━━━ RECORD EXTRACTS
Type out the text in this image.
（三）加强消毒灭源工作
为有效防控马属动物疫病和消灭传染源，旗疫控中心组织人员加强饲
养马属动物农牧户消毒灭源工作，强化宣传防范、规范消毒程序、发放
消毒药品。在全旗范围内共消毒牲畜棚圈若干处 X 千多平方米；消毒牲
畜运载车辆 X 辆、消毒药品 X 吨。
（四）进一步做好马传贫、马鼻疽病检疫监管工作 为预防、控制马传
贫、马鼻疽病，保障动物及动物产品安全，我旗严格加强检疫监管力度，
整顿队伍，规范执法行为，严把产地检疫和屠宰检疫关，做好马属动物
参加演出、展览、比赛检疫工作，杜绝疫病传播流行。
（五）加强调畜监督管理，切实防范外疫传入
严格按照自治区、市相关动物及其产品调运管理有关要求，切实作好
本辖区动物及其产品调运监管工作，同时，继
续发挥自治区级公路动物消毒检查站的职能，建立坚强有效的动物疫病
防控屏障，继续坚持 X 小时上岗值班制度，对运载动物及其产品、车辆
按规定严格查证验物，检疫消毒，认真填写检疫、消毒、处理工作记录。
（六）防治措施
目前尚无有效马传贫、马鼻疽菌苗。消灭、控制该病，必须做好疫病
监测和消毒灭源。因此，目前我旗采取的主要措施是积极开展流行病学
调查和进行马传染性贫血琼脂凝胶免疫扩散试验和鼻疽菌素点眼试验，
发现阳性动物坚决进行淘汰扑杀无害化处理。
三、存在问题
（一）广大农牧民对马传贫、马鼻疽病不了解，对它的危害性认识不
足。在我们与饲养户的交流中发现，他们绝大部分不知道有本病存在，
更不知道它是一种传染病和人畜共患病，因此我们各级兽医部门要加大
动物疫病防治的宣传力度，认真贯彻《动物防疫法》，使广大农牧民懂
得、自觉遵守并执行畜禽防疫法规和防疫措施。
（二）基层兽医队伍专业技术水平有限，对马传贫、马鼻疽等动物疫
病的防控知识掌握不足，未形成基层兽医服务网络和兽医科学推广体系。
━━━━━━
Every entry above needs to be quoted exactly.

Type out the text in this image.
（三）加强消毒灭源工作
为有效防控马属动物疫病和消灭传染源，旗疫控中心组织人员加强饲
养马属动物农牧户消毒灭源工作，强化宣传防范、规范消毒程序、发放
消毒药品。在全旗范围内共消毒牲畜棚圈若干处 X 千多平方米；消毒牲
畜运载车辆 X 辆、消毒药品 X 吨。
（四）进一步做好马传贫、马鼻疽病检疫监管工作 为预防、控制马传
贫、马鼻疽病，保障动物及动物产品安全，我旗严格加强检疫监管力度，
整顿队伍，规范执法行为，严把产地检疫和屠宰检疫关，做好马属动物
参加演出、展览、比赛检疫工作，杜绝疫病传播流行。
（五）加强调畜监督管理，切实防范外疫传入
严格按照自治区、市相关动物及其产品调运管理有关要求，切实作好
本辖区动物及其产品调运监管工作，同时，继
续发挥自治区级公路动物消毒检查站的职能，建立坚强有效的动物疫病
防控屏障，继续坚持 X 小时上岗值班制度，对运载动物及其产品、车辆
按规定严格查证验物，检疫消毒，认真填写检疫、消毒、处理工作记录。
（六）防治措施
目前尚无有效马传贫、马鼻疽菌苗。消灭、控制该病，必须做好疫病
监测和消毒灭源。因此，目前我旗采取的主要措施是积极开展流行病学
调查和进行马传染性贫血琼脂凝胶免疫扩散试验和鼻疽菌素点眼试验，
发现阳性动物坚决进行淘汰扑杀无害化处理。
三、存在问题
（一）广大农牧民对马传贫、马鼻疽病不了解，对它的危害性认识不
足。在我们与饲养户的交流中发现，他们绝大部分不知道有本病存在，
更不知道它是一种传染病和人畜共患病，因此我们各级兽医部门要加大
动物疫病防治的宣传力度，认真贯彻《动物防疫法》，使广大农牧民懂
得、自觉遵守并执行畜禽防疫法规和防疫措施。
（二）基层兽医队伍专业技术水平有限，对马传贫、马鼻疽等动物疫
病的防控知识掌握不足，未形成基层兽医服务网络和兽医科学推广体系。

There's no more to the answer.